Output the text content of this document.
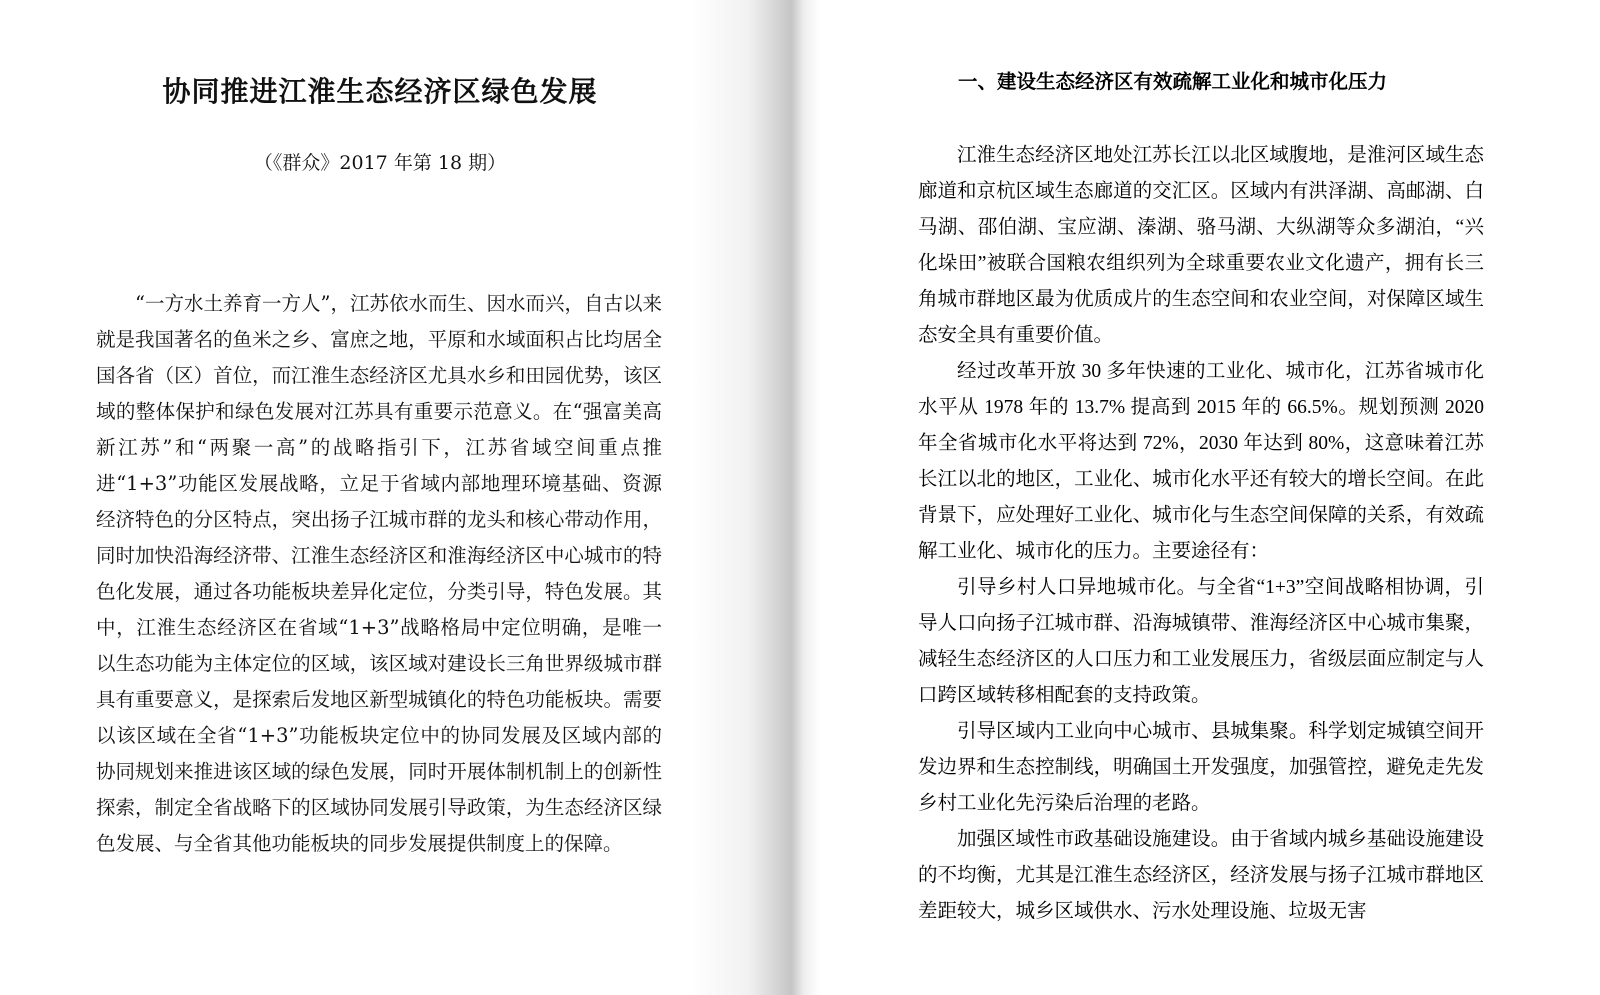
协同推进江淮生态经济区绿色发展

（《群众》2017 年第 18 期）

“一方水土养育一方人”，江苏依水而生、因水而兴，自古以来就是我国著名的鱼米之乡、富庶之地，平原和水域面积占比均居全国各省（区）首位，而江淮生态经济区尤具水乡和田园优势，该区域的整体保护和绿色发展对江苏具有重要示范意义。在“强富美高新江苏”和“两聚一高”的战略指引下，江苏省域空间重点推进“1+3”功能区发展战略，立足于省域内部地理环境基础、资源经济特色的分区特点，突出扬子江城市群的龙头和核心带动作用，同时加快沿海经济带、江淮生态经济区和淮海经济区中心城市的特色化发展，通过各功能板块差异化定位，分类引导，特色发展。其中，江淮生态经济区在省域“1+3”战略格局中定位明确，是唯一以生态功能为主体定位的区域，该区域对建设长三角世界级城市群具有重要意义，是探索后发地区新型城镇化的特色功能板块。需要以该区域在全省“1+3”功能板块定位中的协同发展及区域内部的协同规划来推进该区域的绿色发展，同时开展体制机制上的创新性探索，制定全省战略下的区域协同发展引导政策，为生态经济区绿色发展、与全省其他功能板块的同步发展提供制度上的保障。

一、建设生态经济区有效疏解工业化和城市化压力

江淮生态经济区地处江苏长江以北区域腹地，是淮河区域生态廊道和京杭区域生态廊道的交汇区。区域内有洪泽湖、高邮湖、白马湖、邵伯湖、宝应湖、溱湖、骆马湖、大纵湖等众多湖泊，“兴化垛田”被联合国粮农组织列为全球重要农业文化遗产，拥有长三角城市群地区最为优质成片的生态空间和农业空间，对保障区域生态安全具有重要价值。

经过改革开放 30 多年快速的工业化、城市化，江苏省城市化水平从 1978 年的 13.7% 提高到 2015 年的 66.5%。规划预测 2020 年全省城市化水平将达到 72%，2030 年达到 80%，这意味着江苏长江以北的地区，工业化、城市化水平还有较大的增长空间。在此背景下，应处理好工业化、城市化与生态空间保障的关系，有效疏解工业化、城市化的压力。主要途径有：

引导乡村人口异地城市化。与全省“1+3”空间战略相协调，引导人口向扬子江城市群、沿海城镇带、淮海经济区中心城市集聚，减轻生态经济区的人口压力和工业发展压力，省级层面应制定与人口跨区域转移相配套的支持政策。

引导区域内工业向中心城市、县城集聚。科学划定城镇空间开发边界和生态控制线，明确国土开发强度，加强管控，避免走先发乡村工业化先污染后治理的老路。

加强区域性市政基础设施建设。由于省域内城乡基础设施建设的不均衡，尤其是江淮生态经济区，经济发展与扬子江城市群地区差距较大，城乡区域供水、污水处理设施、垃圾无害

----

TASK: Leave out the pictures and repeat everything else in the records exactly.

COMPLETED EXERCISE:
Output the text content of this document.
协同推进江淮生态经济区绿色发展

（《群众》2017 年第 18 期）

“一方水土养育一方人”，江苏依水而生、因水而兴，自古以来就是我国著名的鱼米之乡、富庶之地，平原和水域面积占比均居全国各省（区）首位，而江淮生态经济区尤具水乡和田园优势，该区域的整体保护和绿色发展对江苏具有重要示范意义。在“强富美高新江苏”和“两聚一高”的战略指引下，江苏省域空间重点推进“1+3”功能区发展战略，立足于省域内部地理环境基础、资源经济特色的分区特点，突出扬子江城市群的龙头和核心带动作用，同时加快沿海经济带、江淮生态经济区和淮海经济区中心城市的特色化发展，通过各功能板块差异化定位，分类引导，特色发展。其中，江淮生态经济区在省域“1+3”战略格局中定位明确，是唯一以生态功能为主体定位的区域，该区域对建设长三角世界级城市群具有重要意义，是探索后发地区新型城镇化的特色功能板块。需要以该区域在全省“1+3”功能板块定位中的协同发展及区域内部的协同规划来推进该区域的绿色发展，同时开展体制机制上的创新性探索，制定全省战略下的区域协同发展引导政策，为生态经济区绿色发展、与全省其他功能板块的同步发展提供制度上的保障。

一、建设生态经济区有效疏解工业化和城市化压力

江淮生态经济区地处江苏长江以北区域腹地，是淮河区域生态廊道和京杭区域生态廊道的交汇区。区域内有洪泽湖、高邮湖、白马湖、邵伯湖、宝应湖、溱湖、骆马湖、大纵湖等众多湖泊，“兴化垛田”被联合国粮农组织列为全球重要农业文化遗产，拥有长三角城市群地区最为优质成片的生态空间和农业空间，对保障区域生态安全具有重要价值。

经过改革开放 30 多年快速的工业化、城市化，江苏省城市化水平从 1978 年的 13.7% 提高到 2015 年的 66.5%。规划预测 2020 年全省城市化水平将达到 72%，2030 年达到 80%，这意味着江苏长江以北的地区，工业化、城市化水平还有较大的增长空间。在此背景下，应处理好工业化、城市化与生态空间保障的关系，有效疏解工业化、城市化的压力。主要途径有：

引导乡村人口异地城市化。与全省“1+3”空间战略相协调，引导人口向扬子江城市群、沿海城镇带、淮海经济区中心城市集聚，减轻生态经济区的人口压力和工业发展压力，省级层面应制定与人口跨区域转移相配套的支持政策。

引导区域内工业向中心城市、县城集聚。科学划定城镇空间开发边界和生态控制线，明确国土开发强度，加强管控，避免走先发乡村工业化先污染后治理的老路。

加强区域性市政基础设施建设。由于省域内城乡基础设施建设的不均衡，尤其是江淮生态经济区，经济发展与扬子江城市群地区差距较大，城乡区域供水、污水处理设施、垃圾无害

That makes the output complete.